(Saved data entries)
□ □ □
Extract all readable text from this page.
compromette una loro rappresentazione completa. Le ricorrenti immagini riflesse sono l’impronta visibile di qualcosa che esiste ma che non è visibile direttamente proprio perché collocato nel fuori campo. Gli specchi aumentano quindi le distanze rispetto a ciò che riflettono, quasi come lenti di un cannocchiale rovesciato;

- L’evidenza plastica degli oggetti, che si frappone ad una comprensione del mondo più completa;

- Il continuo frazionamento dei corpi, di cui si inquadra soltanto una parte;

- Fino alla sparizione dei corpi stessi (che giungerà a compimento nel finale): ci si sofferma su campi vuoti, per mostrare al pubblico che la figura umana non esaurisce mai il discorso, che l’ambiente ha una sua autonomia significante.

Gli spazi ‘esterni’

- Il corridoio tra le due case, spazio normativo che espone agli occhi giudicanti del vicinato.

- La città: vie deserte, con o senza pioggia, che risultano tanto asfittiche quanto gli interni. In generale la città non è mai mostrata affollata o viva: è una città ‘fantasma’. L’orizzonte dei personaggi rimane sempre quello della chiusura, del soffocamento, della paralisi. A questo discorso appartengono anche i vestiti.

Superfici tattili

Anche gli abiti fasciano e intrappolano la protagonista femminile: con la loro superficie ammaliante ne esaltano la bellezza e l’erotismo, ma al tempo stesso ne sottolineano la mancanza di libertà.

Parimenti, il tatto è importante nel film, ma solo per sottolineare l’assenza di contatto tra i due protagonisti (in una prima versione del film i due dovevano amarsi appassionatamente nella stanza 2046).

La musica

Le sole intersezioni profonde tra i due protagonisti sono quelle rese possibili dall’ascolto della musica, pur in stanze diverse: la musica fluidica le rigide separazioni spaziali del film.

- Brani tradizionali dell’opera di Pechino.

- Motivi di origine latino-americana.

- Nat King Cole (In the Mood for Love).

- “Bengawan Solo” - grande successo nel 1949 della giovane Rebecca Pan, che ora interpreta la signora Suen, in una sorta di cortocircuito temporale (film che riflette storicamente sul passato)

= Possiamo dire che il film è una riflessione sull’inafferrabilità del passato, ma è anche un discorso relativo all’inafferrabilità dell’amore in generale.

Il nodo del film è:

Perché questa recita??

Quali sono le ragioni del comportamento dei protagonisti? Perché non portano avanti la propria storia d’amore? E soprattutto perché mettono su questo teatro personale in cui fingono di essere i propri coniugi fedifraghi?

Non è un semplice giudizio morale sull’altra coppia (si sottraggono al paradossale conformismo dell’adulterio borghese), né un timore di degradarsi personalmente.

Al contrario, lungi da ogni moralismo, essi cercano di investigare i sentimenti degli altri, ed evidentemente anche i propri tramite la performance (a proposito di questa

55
□ □ □
WHAT YOU HAVE TO DO:
Restate the data above word for word, please.

TASK RESPONSE:
Extract all readable text from this page.
compromette una loro rappresentazione completa. Le ricorrenti immagini riflesse sono l’impronta visibile di qualcosa che esiste ma che non è visibile direttamente proprio perché collocato nel fuori campo. Gli specchi aumentano quindi le distanze rispetto a ciò che riflettono, quasi come lenti di un cannocchiale rovesciato;

- L’evidenza plastica degli oggetti, che si frappone ad una comprensione del mondo più completa;

- Il continuo frazionamento dei corpi, di cui si inquadra soltanto una parte;

- Fino alla sparizione dei corpi stessi (che giungerà a compimento nel finale): ci si sofferma su campi vuoti, per mostrare al pubblico che la figura umana non esaurisce mai il discorso, che l’ambiente ha una sua autonomia significante.

Gli spazi ‘esterni’

- Il corridoio tra le due case, spazio normativo che espone agli occhi giudicanti del vicinato.

- La città: vie deserte, con o senza pioggia, che risultano tanto asfittiche quanto gli interni. In generale la città non è mai mostrata affollata o viva: è una città ‘fantasma’. L’orizzonte dei personaggi rimane sempre quello della chiusura, del soffocamento, della paralisi. A questo discorso appartengono anche i vestiti.

Superfici tattili

Anche gli abiti fasciano e intrappolano la protagonista femminile: con la loro superficie ammaliante ne esaltano la bellezza e l’erotismo, ma al tempo stesso ne sottolineano la mancanza di libertà.

Parimenti, il tatto è importante nel film, ma solo per sottolineare l’assenza di contatto tra i due protagonisti (in una prima versione del film i due dovevano amarsi appassionatamente nella stanza 2046).

La musica

Le sole intersezioni profonde tra i due protagonisti sono quelle rese possibili dall’ascolto della musica, pur in stanze diverse: la musica fluidica le rigide separazioni spaziali del film.

- Brani tradizionali dell’opera di Pechino.

- Motivi di origine latino-americana.

- Nat King Cole (In the Mood for Love).

- “Bengawan Solo” - grande successo nel 1949 della giovane Rebecca Pan, che ora interpreta la signora Suen, in una sorta di cortocircuito temporale (film che riflette storicamente sul passato)

= Possiamo dire che il film è una riflessione sull’inafferrabilità del passato, ma è anche un discorso relativo all’inafferrabilità dell’amore in generale.

Il nodo del film è:

Perché questa recita??

Quali sono le ragioni del comportamento dei protagonisti? Perché non portano avanti la propria storia d’amore? E soprattutto perché mettono su questo teatro personale in cui fingono di essere i propri coniugi fedifraghi?

Non è un semplice giudizio morale sull’altra coppia (si sottraggono al paradossale conformismo dell’adulterio borghese), né un timore di degradarsi personalmente.

Al contrario, lungi da ogni moralismo, essi cercano di investigare i sentimenti degli altri, ed evidentemente anche i propri tramite la performance (a proposito di questa

55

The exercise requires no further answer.